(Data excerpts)
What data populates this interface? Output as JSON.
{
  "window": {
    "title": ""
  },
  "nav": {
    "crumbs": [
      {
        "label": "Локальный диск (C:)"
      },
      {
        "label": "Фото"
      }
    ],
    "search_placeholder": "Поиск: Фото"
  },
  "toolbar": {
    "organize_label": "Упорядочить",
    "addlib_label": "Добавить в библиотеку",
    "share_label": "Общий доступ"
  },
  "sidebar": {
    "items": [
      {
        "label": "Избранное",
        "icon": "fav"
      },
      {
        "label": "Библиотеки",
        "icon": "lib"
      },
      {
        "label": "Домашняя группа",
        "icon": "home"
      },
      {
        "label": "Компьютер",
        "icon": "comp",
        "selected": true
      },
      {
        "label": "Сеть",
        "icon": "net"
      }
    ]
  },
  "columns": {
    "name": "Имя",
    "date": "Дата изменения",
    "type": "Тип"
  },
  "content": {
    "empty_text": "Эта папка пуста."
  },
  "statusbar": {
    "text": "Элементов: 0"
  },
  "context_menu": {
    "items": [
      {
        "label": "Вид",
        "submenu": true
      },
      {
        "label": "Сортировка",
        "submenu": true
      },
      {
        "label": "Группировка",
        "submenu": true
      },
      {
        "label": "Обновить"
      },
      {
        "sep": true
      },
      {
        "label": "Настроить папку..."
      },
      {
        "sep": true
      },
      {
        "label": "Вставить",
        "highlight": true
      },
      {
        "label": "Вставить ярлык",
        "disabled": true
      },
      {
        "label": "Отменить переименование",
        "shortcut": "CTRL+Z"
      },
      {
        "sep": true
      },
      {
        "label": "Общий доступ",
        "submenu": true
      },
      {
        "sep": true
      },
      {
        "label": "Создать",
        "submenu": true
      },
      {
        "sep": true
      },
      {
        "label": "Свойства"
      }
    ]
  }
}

[PROBLEM TO SOLVE]
In the entries above, find every line holding the word "icon" and copy it out.

[ANSWER IN FULL]
        "icon": "fav"
        "icon": "lib"
        "icon": "home"
        "icon": "comp",
        "icon": "net"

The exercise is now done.